## Exercise prompt
List all lines of the data that include the string "this".

## Begin Task material

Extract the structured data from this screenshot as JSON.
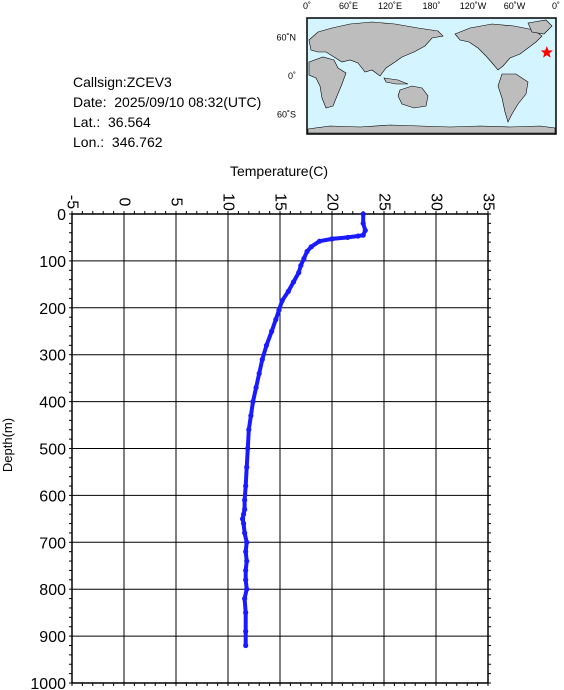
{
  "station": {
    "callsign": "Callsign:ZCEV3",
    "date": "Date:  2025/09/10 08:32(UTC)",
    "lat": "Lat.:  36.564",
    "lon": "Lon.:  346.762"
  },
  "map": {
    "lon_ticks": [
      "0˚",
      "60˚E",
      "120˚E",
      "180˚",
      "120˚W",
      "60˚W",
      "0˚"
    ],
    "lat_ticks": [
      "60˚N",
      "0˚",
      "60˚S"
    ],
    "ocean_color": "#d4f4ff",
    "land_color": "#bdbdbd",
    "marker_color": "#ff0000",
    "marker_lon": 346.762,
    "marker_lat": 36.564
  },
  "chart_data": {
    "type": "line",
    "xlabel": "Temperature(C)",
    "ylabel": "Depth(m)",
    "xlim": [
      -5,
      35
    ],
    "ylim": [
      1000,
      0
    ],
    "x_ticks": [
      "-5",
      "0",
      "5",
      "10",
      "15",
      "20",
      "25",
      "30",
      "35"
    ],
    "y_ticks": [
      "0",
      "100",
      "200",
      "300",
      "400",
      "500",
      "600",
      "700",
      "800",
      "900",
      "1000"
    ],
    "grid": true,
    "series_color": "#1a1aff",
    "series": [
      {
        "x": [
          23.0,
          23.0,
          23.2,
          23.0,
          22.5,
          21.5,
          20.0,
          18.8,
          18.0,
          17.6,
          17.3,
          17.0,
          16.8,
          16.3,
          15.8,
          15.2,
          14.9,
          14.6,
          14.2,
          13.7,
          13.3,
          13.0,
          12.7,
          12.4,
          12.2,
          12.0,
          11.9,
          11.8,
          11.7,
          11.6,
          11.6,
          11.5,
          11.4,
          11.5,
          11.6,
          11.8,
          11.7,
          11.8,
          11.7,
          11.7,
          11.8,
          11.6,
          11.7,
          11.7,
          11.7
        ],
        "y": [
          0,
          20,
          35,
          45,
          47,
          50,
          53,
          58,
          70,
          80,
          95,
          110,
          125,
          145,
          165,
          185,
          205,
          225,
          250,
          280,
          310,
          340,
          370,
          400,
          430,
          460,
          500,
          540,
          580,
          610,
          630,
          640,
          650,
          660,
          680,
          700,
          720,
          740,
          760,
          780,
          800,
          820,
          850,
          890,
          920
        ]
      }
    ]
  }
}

## End Task material
## Begin Task material

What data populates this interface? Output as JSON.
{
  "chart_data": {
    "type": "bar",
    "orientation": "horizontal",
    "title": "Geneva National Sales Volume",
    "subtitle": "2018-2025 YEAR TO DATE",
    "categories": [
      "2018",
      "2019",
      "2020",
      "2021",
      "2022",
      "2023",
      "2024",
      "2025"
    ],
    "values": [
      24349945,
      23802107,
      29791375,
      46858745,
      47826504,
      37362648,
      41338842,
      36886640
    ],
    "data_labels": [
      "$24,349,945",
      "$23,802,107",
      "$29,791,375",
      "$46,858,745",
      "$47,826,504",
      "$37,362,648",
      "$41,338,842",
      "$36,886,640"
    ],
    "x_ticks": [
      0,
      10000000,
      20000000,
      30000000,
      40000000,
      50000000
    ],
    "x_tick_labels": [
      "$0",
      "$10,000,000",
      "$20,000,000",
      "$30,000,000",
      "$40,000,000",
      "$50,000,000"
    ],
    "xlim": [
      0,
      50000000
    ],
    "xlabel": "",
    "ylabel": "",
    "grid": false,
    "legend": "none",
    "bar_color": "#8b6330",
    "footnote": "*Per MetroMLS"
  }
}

## End Task material

## Correct result
Extract the structured data from this screenshot as JSON.
What data populates this interface? Output as JSON.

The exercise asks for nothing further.